Source
WRONG. Among others, you quoted Arctic Monkey Alex Turner (“I’m not sure it adds up – can you have Metallica in the hippy nucleus?”), Mogwai’s Stuart Braithwaite (“Shite!”), and Jarvis Cocker (“A bit aggressive”).

“Since the beginning of Metallica, there’s always been people who derided us and said ‘Oh these guys are fucking horrible’, so we’re more likely to celebrate something like that rather than be offended by it. It’s always weird for us when we’re breaking new ground for us – like playing Glastonbury. It felt similar to back in 1995 when everyone said: ‘Metallica can’t play Lollapalooza’ and we did, and everyone loved it and it was a lot of hoo-ha over nothing.”

*There was a petition to have Metallica removed from Glastonbury because frontman James Hetfield had narrated a documentary about bear hunting – the band responded by opening their set with a Julien Temple-directed video of themselves dressed as bears stalking British fox hunters.

Which late icon hailed your 2011 collaboration album ‘Lulu’ as “Lou Reed’s greatest work”?

David Bowie.”


“That was one of the highest compliments I ever got as a musician and artist, and it was an incredible honour working with Lou Reed and I loved the ‘Lulu’ album. I remember Lou sharing with me that letter David Bowie sent to Lou: it was written on paper and it was such a glowing, gruelling appraisal of the ‘Lulu’ album. When Lou showed it to me, it brought me to tears bro! ‘Cause I might be some heavy metal guy but Lou Reed and David Bowie made tonnes of great music that has been a huge inspiration to me over the course of my life. It’s hard for me to listen back to ‘Lulu’ because it brings me back to that time – thinking about working with Lou and soaking up his vibe. It became a very emotional album for myself, and I’m afraid to listen to it!”

Problems
a - Answer these questions from the Metallica interview:
(i) Which festival did people say in 1995 that Metallica couldn't play?
(ii) What was the subject of the documentary that led to the Glastonbury petition?
(iii) Who sent Lou Reed the letter praising the 'Lulu' album?
b - Switch every "bbox" in the saved entries to "bounds", then write out all the lines again, leaving everything else unchanged.

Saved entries
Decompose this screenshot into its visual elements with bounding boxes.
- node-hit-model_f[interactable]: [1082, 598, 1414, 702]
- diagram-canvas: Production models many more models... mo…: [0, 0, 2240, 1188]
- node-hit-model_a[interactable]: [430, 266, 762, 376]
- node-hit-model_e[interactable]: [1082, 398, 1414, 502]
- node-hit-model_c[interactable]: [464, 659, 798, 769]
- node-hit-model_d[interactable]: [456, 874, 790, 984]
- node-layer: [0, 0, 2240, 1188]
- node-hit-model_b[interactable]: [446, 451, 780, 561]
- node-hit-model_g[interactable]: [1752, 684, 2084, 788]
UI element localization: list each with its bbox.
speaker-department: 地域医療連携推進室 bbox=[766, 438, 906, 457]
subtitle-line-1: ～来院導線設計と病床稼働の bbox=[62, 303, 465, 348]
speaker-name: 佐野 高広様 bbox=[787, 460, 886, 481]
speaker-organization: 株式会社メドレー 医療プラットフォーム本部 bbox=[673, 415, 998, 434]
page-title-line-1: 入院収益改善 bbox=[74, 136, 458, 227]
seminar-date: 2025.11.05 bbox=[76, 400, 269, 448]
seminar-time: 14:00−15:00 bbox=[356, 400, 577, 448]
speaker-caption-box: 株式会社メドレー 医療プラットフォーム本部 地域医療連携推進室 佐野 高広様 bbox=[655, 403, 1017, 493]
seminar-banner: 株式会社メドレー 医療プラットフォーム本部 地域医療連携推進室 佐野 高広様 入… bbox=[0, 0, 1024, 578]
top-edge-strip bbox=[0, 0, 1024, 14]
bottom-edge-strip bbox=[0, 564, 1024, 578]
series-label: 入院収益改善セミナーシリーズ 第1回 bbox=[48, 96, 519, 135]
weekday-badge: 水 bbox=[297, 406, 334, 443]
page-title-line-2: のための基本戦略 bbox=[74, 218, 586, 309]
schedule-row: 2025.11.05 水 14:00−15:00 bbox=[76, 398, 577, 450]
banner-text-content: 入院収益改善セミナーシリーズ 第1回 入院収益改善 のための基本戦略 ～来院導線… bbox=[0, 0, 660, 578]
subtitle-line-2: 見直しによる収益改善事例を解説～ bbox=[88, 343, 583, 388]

Task responses
a -
(i) Lollapalooza
(ii) Bear hunting
(iii) David Bowie

b -
Decompose this screenshot into its visual elements with bounding boxes.
- node-hit-model_f[interactable]: [1082, 598, 1414, 702]
- diagram-canvas: Production models many more models... mo…: [0, 0, 2240, 1188]
- node-hit-model_a[interactable]: [430, 266, 762, 376]
- node-hit-model_e[interactable]: [1082, 398, 1414, 502]
- node-hit-model_c[interactable]: [464, 659, 798, 769]
- node-hit-model_d[interactable]: [456, 874, 790, 984]
- node-layer: [0, 0, 2240, 1188]
- node-hit-model_b[interactable]: [446, 451, 780, 561]
- node-hit-model_g[interactable]: [1752, 684, 2084, 788]
UI element localization: list each with its bounds.
speaker-department: 地域医療連携推進室 bounds=[766, 438, 906, 457]
subtitle-line-1: ～来院導線設計と病床稼働の bounds=[62, 303, 465, 348]
speaker-name: 佐野 高広様 bounds=[787, 460, 886, 481]
speaker-organization: 株式会社メドレー 医療プラットフォーム本部 bounds=[673, 415, 998, 434]
page-title-line-1: 入院収益改善 bounds=[74, 136, 458, 227]
seminar-date: 2025.11.05 bounds=[76, 400, 269, 448]
seminar-time: 14:00−15:00 bounds=[356, 400, 577, 448]
speaker-caption-box: 株式会社メドレー 医療プラットフォーム本部 地域医療連携推進室 佐野 高広様 bounds=[655, 403, 1017, 493]
seminar-banner: 株式会社メドレー 医療プラットフォーム本部 地域医療連携推進室 佐野 高広様 入… bounds=[0, 0, 1024, 578]
top-edge-strip bounds=[0, 0, 1024, 14]
bottom-edge-strip bounds=[0, 564, 1024, 578]
series-label: 入院収益改善セミナーシリーズ 第1回 bounds=[48, 96, 519, 135]
weekday-badge: 水 bounds=[297, 406, 334, 443]
page-title-line-2: のための基本戦略 bounds=[74, 218, 586, 309]
schedule-row: 2025.11.05 水 14:00−15:00 bounds=[76, 398, 577, 450]
banner-text-content: 入院収益改善セミナーシリーズ 第1回 入院収益改善 のための基本戦略 ～来院導線… bounds=[0, 0, 660, 578]
subtitle-line-2: 見直しによる収益改善事例を解説～ bounds=[88, 343, 583, 388]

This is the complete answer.